- _EXERCISE INSTRUCTIONS_:
Please state how many lines in the entries contain the word "This", where case must match, and reply with the number only.

*** INPUT MATERIAL ***

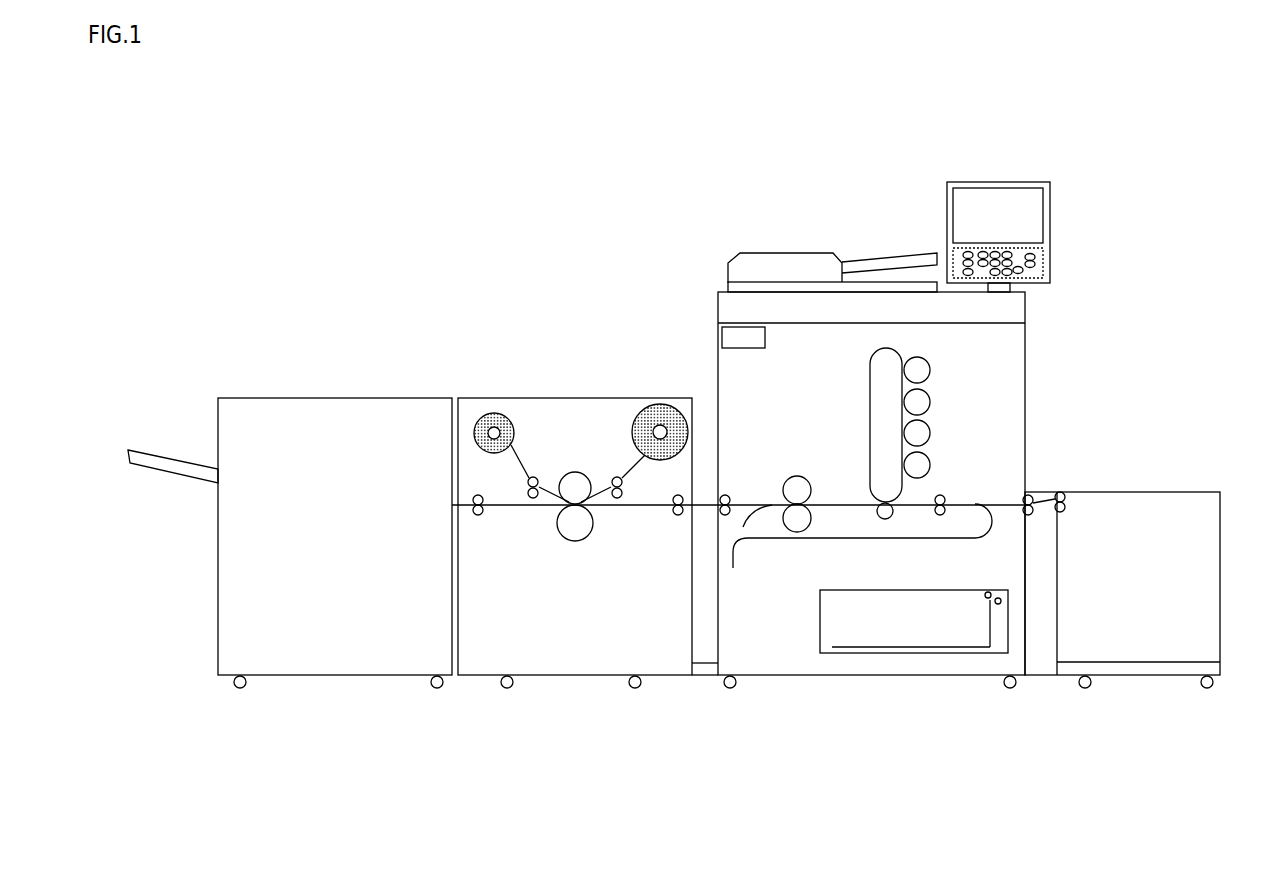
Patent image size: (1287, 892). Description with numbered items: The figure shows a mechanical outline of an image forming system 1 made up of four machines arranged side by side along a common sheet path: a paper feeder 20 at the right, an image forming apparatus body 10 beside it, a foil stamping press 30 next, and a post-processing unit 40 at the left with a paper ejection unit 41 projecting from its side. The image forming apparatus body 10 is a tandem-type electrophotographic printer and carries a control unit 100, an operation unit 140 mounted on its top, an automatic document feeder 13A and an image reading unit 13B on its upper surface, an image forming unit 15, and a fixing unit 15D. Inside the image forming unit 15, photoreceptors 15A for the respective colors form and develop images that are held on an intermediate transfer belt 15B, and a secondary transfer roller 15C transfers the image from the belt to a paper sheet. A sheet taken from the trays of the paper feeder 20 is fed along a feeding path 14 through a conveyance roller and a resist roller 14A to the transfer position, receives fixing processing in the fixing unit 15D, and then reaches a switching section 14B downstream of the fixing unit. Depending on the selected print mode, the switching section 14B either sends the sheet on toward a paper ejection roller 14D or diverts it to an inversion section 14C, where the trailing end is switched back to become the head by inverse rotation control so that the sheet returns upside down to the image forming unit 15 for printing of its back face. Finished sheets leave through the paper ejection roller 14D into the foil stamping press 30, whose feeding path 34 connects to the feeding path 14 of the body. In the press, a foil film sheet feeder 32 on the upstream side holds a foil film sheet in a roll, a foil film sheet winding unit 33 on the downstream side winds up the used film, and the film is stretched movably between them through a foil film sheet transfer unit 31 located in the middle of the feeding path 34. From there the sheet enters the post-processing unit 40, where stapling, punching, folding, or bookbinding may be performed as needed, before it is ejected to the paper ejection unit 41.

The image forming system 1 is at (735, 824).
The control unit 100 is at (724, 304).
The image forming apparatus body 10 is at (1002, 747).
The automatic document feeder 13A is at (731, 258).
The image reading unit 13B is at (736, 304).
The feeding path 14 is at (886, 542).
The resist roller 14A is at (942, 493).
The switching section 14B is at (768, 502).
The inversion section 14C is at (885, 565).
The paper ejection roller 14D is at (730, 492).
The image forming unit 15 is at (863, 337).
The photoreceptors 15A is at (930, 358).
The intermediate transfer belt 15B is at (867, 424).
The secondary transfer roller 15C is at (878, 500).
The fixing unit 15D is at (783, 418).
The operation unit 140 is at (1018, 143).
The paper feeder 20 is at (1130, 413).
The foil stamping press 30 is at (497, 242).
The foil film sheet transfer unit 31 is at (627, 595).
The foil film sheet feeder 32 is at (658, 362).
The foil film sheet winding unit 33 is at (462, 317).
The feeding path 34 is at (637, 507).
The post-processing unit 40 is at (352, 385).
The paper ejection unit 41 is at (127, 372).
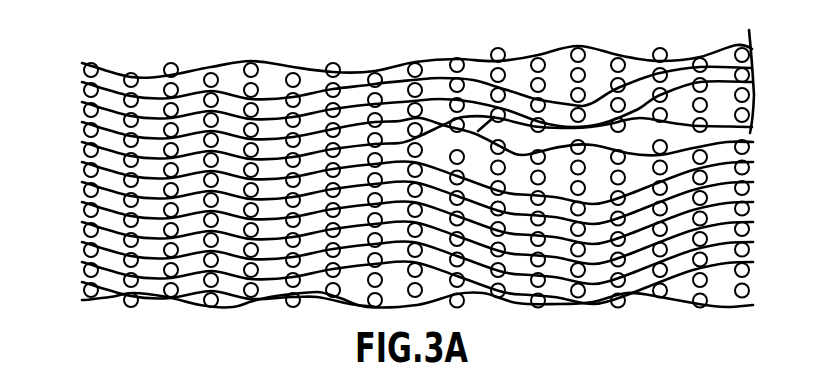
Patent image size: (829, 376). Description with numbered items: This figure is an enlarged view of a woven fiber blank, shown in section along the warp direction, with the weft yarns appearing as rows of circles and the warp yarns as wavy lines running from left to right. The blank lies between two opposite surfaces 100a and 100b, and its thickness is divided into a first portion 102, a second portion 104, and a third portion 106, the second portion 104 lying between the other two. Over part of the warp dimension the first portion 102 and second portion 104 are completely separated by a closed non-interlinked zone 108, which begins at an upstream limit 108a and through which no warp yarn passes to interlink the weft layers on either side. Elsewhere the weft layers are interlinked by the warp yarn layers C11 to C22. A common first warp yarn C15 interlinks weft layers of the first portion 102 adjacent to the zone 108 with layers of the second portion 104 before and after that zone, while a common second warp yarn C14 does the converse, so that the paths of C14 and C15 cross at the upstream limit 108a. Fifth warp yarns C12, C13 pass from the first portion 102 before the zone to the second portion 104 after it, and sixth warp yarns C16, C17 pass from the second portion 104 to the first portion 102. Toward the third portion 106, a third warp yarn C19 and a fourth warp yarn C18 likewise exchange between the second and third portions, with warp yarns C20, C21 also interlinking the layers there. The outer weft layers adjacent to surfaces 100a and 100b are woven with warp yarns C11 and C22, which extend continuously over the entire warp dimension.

***

- _TASK RESPONSE_:
1